* Problem details: Below are some records; reproduce every one of them exactly.

#### Provided material

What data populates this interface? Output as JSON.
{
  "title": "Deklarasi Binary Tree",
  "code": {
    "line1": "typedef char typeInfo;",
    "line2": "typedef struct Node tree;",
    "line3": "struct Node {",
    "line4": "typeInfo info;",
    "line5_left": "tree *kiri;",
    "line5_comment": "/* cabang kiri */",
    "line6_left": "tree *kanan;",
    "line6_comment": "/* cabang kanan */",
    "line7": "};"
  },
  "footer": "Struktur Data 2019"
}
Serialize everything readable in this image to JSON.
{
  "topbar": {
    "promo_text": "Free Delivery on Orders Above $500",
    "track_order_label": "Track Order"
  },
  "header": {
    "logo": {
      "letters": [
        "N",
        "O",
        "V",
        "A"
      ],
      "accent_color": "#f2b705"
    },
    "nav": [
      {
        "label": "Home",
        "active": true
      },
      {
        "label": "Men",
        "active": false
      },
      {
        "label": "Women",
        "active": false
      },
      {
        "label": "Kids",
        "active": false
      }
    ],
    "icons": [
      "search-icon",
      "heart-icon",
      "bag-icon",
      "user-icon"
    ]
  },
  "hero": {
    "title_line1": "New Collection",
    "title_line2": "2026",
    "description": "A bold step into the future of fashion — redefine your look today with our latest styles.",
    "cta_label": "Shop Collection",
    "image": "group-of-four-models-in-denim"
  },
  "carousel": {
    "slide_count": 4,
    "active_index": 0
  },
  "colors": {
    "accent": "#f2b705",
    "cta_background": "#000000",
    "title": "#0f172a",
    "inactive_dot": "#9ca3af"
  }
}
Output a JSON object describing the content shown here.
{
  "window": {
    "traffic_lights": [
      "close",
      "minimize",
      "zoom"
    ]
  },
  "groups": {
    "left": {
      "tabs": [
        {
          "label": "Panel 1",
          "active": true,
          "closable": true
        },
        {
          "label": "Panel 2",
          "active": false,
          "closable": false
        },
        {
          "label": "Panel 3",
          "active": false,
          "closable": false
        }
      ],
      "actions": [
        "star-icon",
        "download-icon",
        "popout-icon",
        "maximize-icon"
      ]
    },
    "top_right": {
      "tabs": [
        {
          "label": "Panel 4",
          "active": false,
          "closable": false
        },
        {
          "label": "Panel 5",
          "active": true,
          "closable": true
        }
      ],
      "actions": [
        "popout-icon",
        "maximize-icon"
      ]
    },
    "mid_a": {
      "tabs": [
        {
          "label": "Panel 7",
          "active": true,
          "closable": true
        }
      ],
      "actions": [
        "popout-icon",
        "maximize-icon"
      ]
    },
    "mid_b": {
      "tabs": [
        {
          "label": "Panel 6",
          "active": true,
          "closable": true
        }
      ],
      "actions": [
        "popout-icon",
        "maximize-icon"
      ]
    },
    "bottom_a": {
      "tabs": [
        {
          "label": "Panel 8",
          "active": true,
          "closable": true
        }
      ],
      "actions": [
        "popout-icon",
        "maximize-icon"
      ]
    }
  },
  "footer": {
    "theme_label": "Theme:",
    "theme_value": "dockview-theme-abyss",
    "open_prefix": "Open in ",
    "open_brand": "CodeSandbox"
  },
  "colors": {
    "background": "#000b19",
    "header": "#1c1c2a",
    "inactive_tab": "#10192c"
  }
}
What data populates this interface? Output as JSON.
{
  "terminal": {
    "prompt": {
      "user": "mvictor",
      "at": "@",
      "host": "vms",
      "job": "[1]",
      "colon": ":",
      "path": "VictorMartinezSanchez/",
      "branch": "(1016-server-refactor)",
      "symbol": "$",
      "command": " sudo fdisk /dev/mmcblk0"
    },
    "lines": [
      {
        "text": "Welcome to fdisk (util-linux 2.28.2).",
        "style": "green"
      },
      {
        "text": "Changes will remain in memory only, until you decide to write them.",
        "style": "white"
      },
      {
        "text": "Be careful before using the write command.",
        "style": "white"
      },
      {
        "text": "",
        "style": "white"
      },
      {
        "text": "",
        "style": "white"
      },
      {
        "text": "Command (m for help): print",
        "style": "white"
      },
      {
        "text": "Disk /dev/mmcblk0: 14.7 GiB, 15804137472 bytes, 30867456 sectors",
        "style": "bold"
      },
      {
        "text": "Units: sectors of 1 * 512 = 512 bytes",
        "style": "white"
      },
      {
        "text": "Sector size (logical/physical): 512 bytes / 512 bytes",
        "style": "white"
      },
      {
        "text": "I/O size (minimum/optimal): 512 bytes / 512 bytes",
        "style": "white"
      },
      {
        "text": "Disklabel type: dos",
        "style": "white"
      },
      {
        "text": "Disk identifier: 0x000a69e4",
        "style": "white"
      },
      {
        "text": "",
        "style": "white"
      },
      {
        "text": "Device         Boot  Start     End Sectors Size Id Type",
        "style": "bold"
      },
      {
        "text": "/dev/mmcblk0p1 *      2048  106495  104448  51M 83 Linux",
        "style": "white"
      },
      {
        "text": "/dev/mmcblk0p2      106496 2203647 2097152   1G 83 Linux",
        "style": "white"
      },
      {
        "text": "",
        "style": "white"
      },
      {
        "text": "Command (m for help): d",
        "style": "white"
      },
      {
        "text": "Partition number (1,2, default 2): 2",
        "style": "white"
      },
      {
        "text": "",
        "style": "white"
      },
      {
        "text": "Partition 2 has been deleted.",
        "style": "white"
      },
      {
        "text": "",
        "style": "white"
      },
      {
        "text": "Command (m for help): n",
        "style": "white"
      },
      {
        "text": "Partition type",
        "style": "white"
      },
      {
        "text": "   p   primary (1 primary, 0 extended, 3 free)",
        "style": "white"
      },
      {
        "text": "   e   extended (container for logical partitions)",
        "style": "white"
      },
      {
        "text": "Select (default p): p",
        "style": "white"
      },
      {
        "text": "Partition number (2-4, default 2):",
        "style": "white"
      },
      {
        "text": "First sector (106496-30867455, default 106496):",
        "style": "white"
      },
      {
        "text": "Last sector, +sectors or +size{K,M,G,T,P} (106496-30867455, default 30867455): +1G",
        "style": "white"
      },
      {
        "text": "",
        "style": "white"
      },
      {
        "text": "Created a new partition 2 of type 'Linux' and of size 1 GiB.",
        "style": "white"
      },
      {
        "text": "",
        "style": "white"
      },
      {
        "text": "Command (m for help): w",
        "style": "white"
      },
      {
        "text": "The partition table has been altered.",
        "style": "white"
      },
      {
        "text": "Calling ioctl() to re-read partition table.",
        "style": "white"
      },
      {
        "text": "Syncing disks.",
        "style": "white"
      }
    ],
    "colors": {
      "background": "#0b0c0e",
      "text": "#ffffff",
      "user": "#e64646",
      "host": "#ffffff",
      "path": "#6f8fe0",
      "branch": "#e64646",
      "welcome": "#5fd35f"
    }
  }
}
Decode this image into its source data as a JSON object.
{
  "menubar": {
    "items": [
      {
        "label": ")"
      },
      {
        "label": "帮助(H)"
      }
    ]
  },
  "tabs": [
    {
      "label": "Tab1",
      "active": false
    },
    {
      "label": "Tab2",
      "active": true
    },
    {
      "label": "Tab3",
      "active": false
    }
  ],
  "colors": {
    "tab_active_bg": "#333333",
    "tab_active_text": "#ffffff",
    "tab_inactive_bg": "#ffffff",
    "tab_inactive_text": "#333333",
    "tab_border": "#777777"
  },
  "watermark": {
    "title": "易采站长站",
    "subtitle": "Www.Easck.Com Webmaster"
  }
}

########

* Completed task:
What data populates this interface? Output as JSON.
{
  "title": "Deklarasi Binary Tree",
  "code": {
    "line1": "typedef char typeInfo;",
    "line2": "typedef struct Node tree;",
    "line3": "struct Node {",
    "line4": "typeInfo info;",
    "line5_left": "tree *kiri;",
    "line5_comment": "/* cabang kiri */",
    "line6_left": "tree *kanan;",
    "line6_comment": "/* cabang kanan */",
    "line7": "};"
  },
  "footer": "Struktur Data 2019"
}
Serialize everything readable in this image to JSON.
{
  "topbar": {
    "promo_text": "Free Delivery on Orders Above $500",
    "track_order_label": "Track Order"
  },
  "header": {
    "logo": {
      "letters": [
        "N",
        "O",
        "V",
        "A"
      ],
      "accent_color": "#f2b705"
    },
    "nav": [
      {
        "label": "Home",
        "active": true
      },
      {
        "label": "Men",
        "active": false
      },
      {
        "label": "Women",
        "active": false
      },
      {
        "label": "Kids",
        "active": false
      }
    ],
    "icons": [
      "search-icon",
      "heart-icon",
      "bag-icon",
      "user-icon"
    ]
  },
  "hero": {
    "title_line1": "New Collection",
    "title_line2": "2026",
    "description": "A bold step into the future of fashion — redefine your look today with our latest styles.",
    "cta_label": "Shop Collection",
    "image": "group-of-four-models-in-denim"
  },
  "carousel": {
    "slide_count": 4,
    "active_index": 0
  },
  "colors": {
    "accent": "#f2b705",
    "cta_background": "#000000",
    "title": "#0f172a",
    "inactive_dot": "#9ca3af"
  }
}
Output a JSON object describing the content shown here.
{
  "window": {
    "traffic_lights": [
      "close",
      "minimize",
      "zoom"
    ]
  },
  "groups": {
    "left": {
      "tabs": [
        {
          "label": "Panel 1",
          "active": true,
          "closable": true
        },
        {
          "label": "Panel 2",
          "active": false,
          "closable": false
        },
        {
          "label": "Panel 3",
          "active": false,
          "closable": false
        }
      ],
      "actions": [
        "star-icon",
        "download-icon",
        "popout-icon",
        "maximize-icon"
      ]
    },
    "top_right": {
      "tabs": [
        {
          "label": "Panel 4",
          "active": false,
          "closable": false
        },
        {
          "label": "Panel 5",
          "active": true,
          "closable": true
        }
      ],
      "actions": [
        "popout-icon",
        "maximize-icon"
      ]
    },
    "mid_a": {
      "tabs": [
        {
          "label": "Panel 7",
          "active": true,
          "closable": true
        }
      ],
      "actions": [
        "popout-icon",
        "maximize-icon"
      ]
    },
    "mid_b": {
      "tabs": [
        {
          "label": "Panel 6",
          "active": true,
          "closable": true
        }
      ],
      "actions": [
        "popout-icon",
        "maximize-icon"
      ]
    },
    "bottom_a": {
      "tabs": [
        {
          "label": "Panel 8",
          "active": true,
          "closable": true
        }
      ],
      "actions": [
        "popout-icon",
        "maximize-icon"
      ]
    }
  },
  "footer": {
    "theme_label": "Theme:",
    "theme_value": "dockview-theme-abyss",
    "open_prefix": "Open in ",
    "open_brand": "CodeSandbox"
  },
  "colors": {
    "background": "#000b19",
    "header": "#1c1c2a",
    "inactive_tab": "#10192c"
  }
}
What data populates this interface? Output as JSON.
{
  "terminal": {
    "prompt": {
      "user": "mvictor",
      "at": "@",
      "host": "vms",
      "job": "[1]",
      "colon": ":",
      "path": "VictorMartinezSanchez/",
      "branch": "(1016-server-refactor)",
      "symbol": "$",
      "command": " sudo fdisk /dev/mmcblk0"
    },
    "lines": [
      {
        "text": "Welcome to fdisk (util-linux 2.28.2).",
        "style": "green"
      },
      {
        "text": "Changes will remain in memory only, until you decide to write them.",
        "style": "white"
      },
      {
        "text": "Be careful before using the write command.",
        "style": "white"
      },
      {
        "text": "",
        "style": "white"
      },
      {
        "text": "",
        "style": "white"
      },
      {
        "text": "Command (m for help): print",
        "style": "white"
      },
      {
        "text": "Disk /dev/mmcblk0: 14.7 GiB, 15804137472 bytes, 30867456 sectors",
        "style": "bold"
      },
      {
        "text": "Units: sectors of 1 * 512 = 512 bytes",
        "style": "white"
      },
      {
        "text": "Sector size (logical/physical): 512 bytes / 512 bytes",
        "style": "white"
      },
      {
        "text": "I/O size (minimum/optimal): 512 bytes / 512 bytes",
        "style": "white"
      },
      {
        "text": "Disklabel type: dos",
        "style": "white"
      },
      {
        "text": "Disk identifier: 0x000a69e4",
        "style": "white"
      },
      {
        "text": "",
        "style": "white"
      },
      {
        "text": "Device         Boot  Start     End Sectors Size Id Type",
        "style": "bold"
      },
      {
        "text": "/dev/mmcblk0p1 *      2048  106495  104448  51M 83 Linux",
        "style": "white"
      },
      {
        "text": "/dev/mmcblk0p2      106496 2203647 2097152   1G 83 Linux",
        "style": "white"
      },
      {
        "text": "",
        "style": "white"
      },
      {
        "text": "Command (m for help): d",
        "style": "white"
      },
      {
        "text": "Partition number (1,2, default 2): 2",
        "style": "white"
      },
      {
        "text": "",
        "style": "white"
      },
      {
        "text": "Partition 2 has been deleted.",
        "style": "white"
      },
      {
        "text": "",
        "style": "white"
      },
      {
        "text": "Command (m for help): n",
        "style": "white"
      },
      {
        "text": "Partition type",
        "style": "white"
      },
      {
        "text": "   p   primary (1 primary, 0 extended, 3 free)",
        "style": "white"
      },
      {
        "text": "   e   extended (container for logical partitions)",
        "style": "white"
      },
      {
        "text": "Select (default p): p",
        "style": "white"
      },
      {
        "text": "Partition number (2-4, default 2):",
        "style": "white"
      },
      {
        "text": "First sector (106496-30867455, default 106496):",
        "style": "white"
      },
      {
        "text": "Last sector, +sectors or +size{K,M,G,T,P} (106496-30867455, default 30867455): +1G",
        "style": "white"
      },
      {
        "text": "",
        "style": "white"
      },
      {
        "text": "Created a new partition 2 of type 'Linux' and of size 1 GiB.",
        "style": "white"
      },
      {
        "text": "",
        "style": "white"
      },
      {
        "text": "Command (m for help): w",
        "style": "white"
      },
      {
        "text": "The partition table has been altered.",
        "style": "white"
      },
      {
        "text": "Calling ioctl() to re-read partition table.",
        "style": "white"
      },
      {
        "text": "Syncing disks.",
        "style": "white"
      }
    ],
    "colors": {
      "background": "#0b0c0e",
      "text": "#ffffff",
      "user": "#e64646",
      "host": "#ffffff",
      "path": "#6f8fe0",
      "branch": "#e64646",
      "welcome": "#5fd35f"
    }
  }
}
Decode this image into its source data as a JSON object.
{
  "menubar": {
    "items": [
      {
        "label": ")"
      },
      {
        "label": "帮助(H)"
      }
    ]
  },
  "tabs": [
    {
      "label": "Tab1",
      "active": false
    },
    {
      "label": "Tab2",
      "active": true
    },
    {
      "label": "Tab3",
      "active": false
    }
  ],
  "colors": {
    "tab_active_bg": "#333333",
    "tab_active_text": "#ffffff",
    "tab_inactive_bg": "#ffffff",
    "tab_inactive_text": "#333333",
    "tab_border": "#777777"
  },
  "watermark": {
    "title": "易采站长站",
    "subtitle": "Www.Easck.Com Webmaster"
  }
}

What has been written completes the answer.